| Problem requirements |
Can you restate the records below word for word?

| Dataset records |
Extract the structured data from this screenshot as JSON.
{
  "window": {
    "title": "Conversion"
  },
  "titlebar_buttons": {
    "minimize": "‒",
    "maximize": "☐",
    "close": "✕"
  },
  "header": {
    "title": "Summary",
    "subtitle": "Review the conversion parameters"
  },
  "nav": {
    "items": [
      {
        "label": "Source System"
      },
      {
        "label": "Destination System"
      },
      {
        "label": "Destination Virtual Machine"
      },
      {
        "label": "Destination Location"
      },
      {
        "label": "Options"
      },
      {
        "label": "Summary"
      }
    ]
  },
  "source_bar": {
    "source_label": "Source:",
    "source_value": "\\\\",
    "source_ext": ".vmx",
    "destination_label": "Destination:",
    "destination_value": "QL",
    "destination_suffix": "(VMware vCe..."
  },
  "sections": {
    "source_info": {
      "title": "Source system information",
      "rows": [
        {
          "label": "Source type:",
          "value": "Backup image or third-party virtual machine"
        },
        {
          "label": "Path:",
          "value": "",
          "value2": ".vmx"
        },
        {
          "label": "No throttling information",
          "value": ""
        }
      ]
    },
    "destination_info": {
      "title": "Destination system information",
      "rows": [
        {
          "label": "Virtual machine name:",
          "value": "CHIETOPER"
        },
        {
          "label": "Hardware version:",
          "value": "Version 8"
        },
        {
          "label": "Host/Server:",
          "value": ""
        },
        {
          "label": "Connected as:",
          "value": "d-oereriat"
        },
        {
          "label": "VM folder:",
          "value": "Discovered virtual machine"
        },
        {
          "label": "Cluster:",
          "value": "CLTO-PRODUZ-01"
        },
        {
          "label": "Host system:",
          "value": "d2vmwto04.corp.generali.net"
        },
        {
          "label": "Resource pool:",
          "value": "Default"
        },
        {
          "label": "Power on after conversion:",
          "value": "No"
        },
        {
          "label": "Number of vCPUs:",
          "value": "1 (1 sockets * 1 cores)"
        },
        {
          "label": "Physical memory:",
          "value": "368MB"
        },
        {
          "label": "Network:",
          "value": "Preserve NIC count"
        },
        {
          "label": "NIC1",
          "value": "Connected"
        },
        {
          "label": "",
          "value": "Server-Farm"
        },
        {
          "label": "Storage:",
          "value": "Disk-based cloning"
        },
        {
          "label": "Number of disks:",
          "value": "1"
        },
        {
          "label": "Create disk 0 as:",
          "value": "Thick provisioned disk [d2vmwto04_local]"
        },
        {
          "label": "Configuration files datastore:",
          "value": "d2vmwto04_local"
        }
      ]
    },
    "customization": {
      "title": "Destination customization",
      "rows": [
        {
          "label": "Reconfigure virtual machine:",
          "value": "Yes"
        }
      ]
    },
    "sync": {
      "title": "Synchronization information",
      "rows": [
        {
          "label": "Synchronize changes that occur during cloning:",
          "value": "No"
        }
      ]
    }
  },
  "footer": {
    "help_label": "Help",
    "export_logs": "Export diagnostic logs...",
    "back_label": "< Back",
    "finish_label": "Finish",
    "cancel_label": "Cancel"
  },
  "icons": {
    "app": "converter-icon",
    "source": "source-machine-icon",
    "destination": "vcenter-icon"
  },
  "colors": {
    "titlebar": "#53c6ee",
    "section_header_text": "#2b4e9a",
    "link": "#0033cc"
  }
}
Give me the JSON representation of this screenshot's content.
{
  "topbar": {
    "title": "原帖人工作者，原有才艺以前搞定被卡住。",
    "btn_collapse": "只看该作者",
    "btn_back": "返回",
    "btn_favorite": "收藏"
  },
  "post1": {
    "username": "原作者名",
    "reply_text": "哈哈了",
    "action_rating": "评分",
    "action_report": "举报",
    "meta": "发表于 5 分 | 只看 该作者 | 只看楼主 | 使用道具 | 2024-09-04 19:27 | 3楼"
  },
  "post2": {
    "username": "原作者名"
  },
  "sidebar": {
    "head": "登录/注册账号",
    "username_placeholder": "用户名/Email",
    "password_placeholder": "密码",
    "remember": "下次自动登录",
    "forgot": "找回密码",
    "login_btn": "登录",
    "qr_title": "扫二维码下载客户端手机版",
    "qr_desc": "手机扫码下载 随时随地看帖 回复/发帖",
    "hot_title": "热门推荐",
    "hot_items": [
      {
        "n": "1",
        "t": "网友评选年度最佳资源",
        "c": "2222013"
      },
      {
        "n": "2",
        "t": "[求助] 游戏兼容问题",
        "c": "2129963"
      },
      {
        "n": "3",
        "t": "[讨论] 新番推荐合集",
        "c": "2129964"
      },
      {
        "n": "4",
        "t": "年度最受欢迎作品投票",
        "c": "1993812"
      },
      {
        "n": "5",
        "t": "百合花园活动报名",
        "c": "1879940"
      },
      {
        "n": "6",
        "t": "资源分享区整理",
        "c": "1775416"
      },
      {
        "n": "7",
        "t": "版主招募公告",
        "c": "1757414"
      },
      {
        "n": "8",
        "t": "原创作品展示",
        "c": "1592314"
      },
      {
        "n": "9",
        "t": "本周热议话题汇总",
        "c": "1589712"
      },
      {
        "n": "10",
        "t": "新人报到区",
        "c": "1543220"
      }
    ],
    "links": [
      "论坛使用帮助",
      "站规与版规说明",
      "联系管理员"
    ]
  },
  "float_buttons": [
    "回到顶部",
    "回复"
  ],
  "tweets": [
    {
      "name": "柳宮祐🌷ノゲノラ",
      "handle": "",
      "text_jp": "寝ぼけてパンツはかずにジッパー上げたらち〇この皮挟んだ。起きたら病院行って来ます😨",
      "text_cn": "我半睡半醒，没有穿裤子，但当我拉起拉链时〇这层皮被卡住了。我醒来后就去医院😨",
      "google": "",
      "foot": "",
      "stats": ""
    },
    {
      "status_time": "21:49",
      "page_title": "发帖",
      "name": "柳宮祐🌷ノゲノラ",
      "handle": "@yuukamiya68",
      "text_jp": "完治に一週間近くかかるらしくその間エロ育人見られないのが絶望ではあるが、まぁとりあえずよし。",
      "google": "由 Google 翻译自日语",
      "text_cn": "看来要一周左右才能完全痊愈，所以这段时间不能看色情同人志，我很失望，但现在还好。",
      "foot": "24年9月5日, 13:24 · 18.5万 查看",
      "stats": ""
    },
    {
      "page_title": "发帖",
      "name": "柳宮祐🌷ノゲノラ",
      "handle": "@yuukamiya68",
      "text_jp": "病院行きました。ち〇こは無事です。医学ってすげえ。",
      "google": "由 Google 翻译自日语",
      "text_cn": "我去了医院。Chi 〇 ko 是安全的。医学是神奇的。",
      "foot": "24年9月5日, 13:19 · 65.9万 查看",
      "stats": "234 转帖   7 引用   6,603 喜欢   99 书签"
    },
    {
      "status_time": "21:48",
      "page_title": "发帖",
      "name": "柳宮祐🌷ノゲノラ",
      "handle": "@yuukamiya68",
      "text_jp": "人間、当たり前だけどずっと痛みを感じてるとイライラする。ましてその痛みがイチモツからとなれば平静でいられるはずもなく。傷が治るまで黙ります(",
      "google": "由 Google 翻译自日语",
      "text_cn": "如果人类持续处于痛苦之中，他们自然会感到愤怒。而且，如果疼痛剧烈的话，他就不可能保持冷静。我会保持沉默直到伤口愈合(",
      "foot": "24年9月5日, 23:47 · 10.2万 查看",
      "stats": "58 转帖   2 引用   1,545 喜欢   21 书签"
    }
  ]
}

| Task solution |
Extract the structured data from this screenshot as JSON.
{
  "window": {
    "title": "Conversion"
  },
  "titlebar_buttons": {
    "minimize": "‒",
    "maximize": "☐",
    "close": "✕"
  },
  "header": {
    "title": "Summary",
    "subtitle": "Review the conversion parameters"
  },
  "nav": {
    "items": [
      {
        "label": "Source System"
      },
      {
        "label": "Destination System"
      },
      {
        "label": "Destination Virtual Machine"
      },
      {
        "label": "Destination Location"
      },
      {
        "label": "Options"
      },
      {
        "label": "Summary"
      }
    ]
  },
  "source_bar": {
    "source_label": "Source:",
    "source_value": "\\\\",
    "source_ext": ".vmx",
    "destination_label": "Destination:",
    "destination_value": "QL",
    "destination_suffix": "(VMware vCe..."
  },
  "sections": {
    "source_info": {
      "title": "Source system information",
      "rows": [
        {
          "label": "Source type:",
          "value": "Backup image or third-party virtual machine"
        },
        {
          "label": "Path:",
          "value": "",
          "value2": ".vmx"
        },
        {
          "label": "No throttling information",
          "value": ""
        }
      ]
    },
    "destination_info": {
      "title": "Destination system information",
      "rows": [
        {
          "label": "Virtual machine name:",
          "value": "CHIETOPER"
        },
        {
          "label": "Hardware version:",
          "value": "Version 8"
        },
        {
          "label": "Host/Server:",
          "value": ""
        },
        {
          "label": "Connected as:",
          "value": "d-oereriat"
        },
        {
          "label": "VM folder:",
          "value": "Discovered virtual machine"
        },
        {
          "label": "Cluster:",
          "value": "CLTO-PRODUZ-01"
        },
        {
          "label": "Host system:",
          "value": "d2vmwto04.corp.generali.net"
        },
        {
          "label": "Resource pool:",
          "value": "Default"
        },
        {
          "label": "Power on after conversion:",
          "value": "No"
        },
        {
          "label": "Number of vCPUs:",
          "value": "1 (1 sockets * 1 cores)"
        },
        {
          "label": "Physical memory:",
          "value": "368MB"
        },
        {
          "label": "Network:",
          "value": "Preserve NIC count"
        },
        {
          "label": "NIC1",
          "value": "Connected"
        },
        {
          "label": "",
          "value": "Server-Farm"
        },
        {
          "label": "Storage:",
          "value": "Disk-based cloning"
        },
        {
          "label": "Number of disks:",
          "value": "1"
        },
        {
          "label": "Create disk 0 as:",
          "value": "Thick provisioned disk [d2vmwto04_local]"
        },
        {
          "label": "Configuration files datastore:",
          "value": "d2vmwto04_local"
        }
      ]
    },
    "customization": {
      "title": "Destination customization",
      "rows": [
        {
          "label": "Reconfigure virtual machine:",
          "value": "Yes"
        }
      ]
    },
    "sync": {
      "title": "Synchronization information",
      "rows": [
        {
          "label": "Synchronize changes that occur during cloning:",
          "value": "No"
        }
      ]
    }
  },
  "footer": {
    "help_label": "Help",
    "export_logs": "Export diagnostic logs...",
    "back_label": "< Back",
    "finish_label": "Finish",
    "cancel_label": "Cancel"
  },
  "icons": {
    "app": "converter-icon",
    "source": "source-machine-icon",
    "destination": "vcenter-icon"
  },
  "colors": {
    "titlebar": "#53c6ee",
    "section_header_text": "#2b4e9a",
    "link": "#0033cc"
  }
}
Give me the JSON representation of this screenshot's content.
{
  "topbar": {
    "title": "原帖人工作者，原有才艺以前搞定被卡住。",
    "btn_collapse": "只看该作者",
    "btn_back": "返回",
    "btn_favorite": "收藏"
  },
  "post1": {
    "username": "原作者名",
    "reply_text": "哈哈了",
    "action_rating": "评分",
    "action_report": "举报",
    "meta": "发表于 5 分 | 只看 该作者 | 只看楼主 | 使用道具 | 2024-09-04 19:27 | 3楼"
  },
  "post2": {
    "username": "原作者名"
  },
  "sidebar": {
    "head": "登录/注册账号",
    "username_placeholder": "用户名/Email",
    "password_placeholder": "密码",
    "remember": "下次自动登录",
    "forgot": "找回密码",
    "login_btn": "登录",
    "qr_title": "扫二维码下载客户端手机版",
    "qr_desc": "手机扫码下载 随时随地看帖 回复/发帖",
    "hot_title": "热门推荐",
    "hot_items": [
      {
        "n": "1",
        "t": "网友评选年度最佳资源",
        "c": "2222013"
      },
      {
        "n": "2",
        "t": "[求助] 游戏兼容问题",
        "c": "2129963"
      },
      {
        "n": "3",
        "t": "[讨论] 新番推荐合集",
        "c": "2129964"
      },
      {
        "n": "4",
        "t": "年度最受欢迎作品投票",
        "c": "1993812"
      },
      {
        "n": "5",
        "t": "百合花园活动报名",
        "c": "1879940"
      },
      {
        "n": "6",
        "t": "资源分享区整理",
        "c": "1775416"
      },
      {
        "n": "7",
        "t": "版主招募公告",
        "c": "1757414"
      },
      {
        "n": "8",
        "t": "原创作品展示",
        "c": "1592314"
      },
      {
        "n": "9",
        "t": "本周热议话题汇总",
        "c": "1589712"
      },
      {
        "n": "10",
        "t": "新人报到区",
        "c": "1543220"
      }
    ],
    "links": [
      "论坛使用帮助",
      "站规与版规说明",
      "联系管理员"
    ]
  },
  "float_buttons": [
    "回到顶部",
    "回复"
  ],
  "tweets": [
    {
      "name": "柳宮祐🌷ノゲノラ",
      "handle": "",
      "text_jp": "寝ぼけてパンツはかずにジッパー上げたらち〇この皮挟んだ。起きたら病院行って来ます😨",
      "text_cn": "我半睡半醒，没有穿裤子，但当我拉起拉链时〇这层皮被卡住了。我醒来后就去医院😨",
      "google": "",
      "foot": "",
      "stats": ""
    },
    {
      "status_time": "21:49",
      "page_title": "发帖",
      "name": "柳宮祐🌷ノゲノラ",
      "handle": "@yuukamiya68",
      "text_jp": "完治に一週間近くかかるらしくその間エロ育人見られないのが絶望ではあるが、まぁとりあえずよし。",
      "google": "由 Google 翻译自日语",
      "text_cn": "看来要一周左右才能完全痊愈，所以这段时间不能看色情同人志，我很失望，但现在还好。",
      "foot": "24年9月5日, 13:24 · 18.5万 查看",
      "stats": ""
    },
    {
      "page_title": "发帖",
      "name": "柳宮祐🌷ノゲノラ",
      "handle": "@yuukamiya68",
      "text_jp": "病院行きました。ち〇こは無事です。医学ってすげえ。",
      "google": "由 Google 翻译自日语",
      "text_cn": "我去了医院。Chi 〇 ko 是安全的。医学是神奇的。",
      "foot": "24年9月5日, 13:19 · 65.9万 查看",
      "stats": "234 转帖   7 引用   6,603 喜欢   99 书签"
    },
    {
      "status_time": "21:48",
      "page_title": "发帖",
      "name": "柳宮祐🌷ノゲノラ",
      "handle": "@yuukamiya68",
      "text_jp": "人間、当たり前だけどずっと痛みを感じてるとイライラする。ましてその痛みがイチモツからとなれば平静でいられるはずもなく。傷が治るまで黙ります(",
      "google": "由 Google 翻译自日语",
      "text_cn": "如果人类持续处于痛苦之中，他们自然会感到愤怒。而且，如果疼痛剧烈的话，他就不可能保持冷静。我会保持沉默直到伤口愈合(",
      "foot": "24年9月5日, 23:47 · 10.2万 查看",
      "stats": "58 转帖   2 引用   1,545 喜欢   21 书签"
    }
  ]
}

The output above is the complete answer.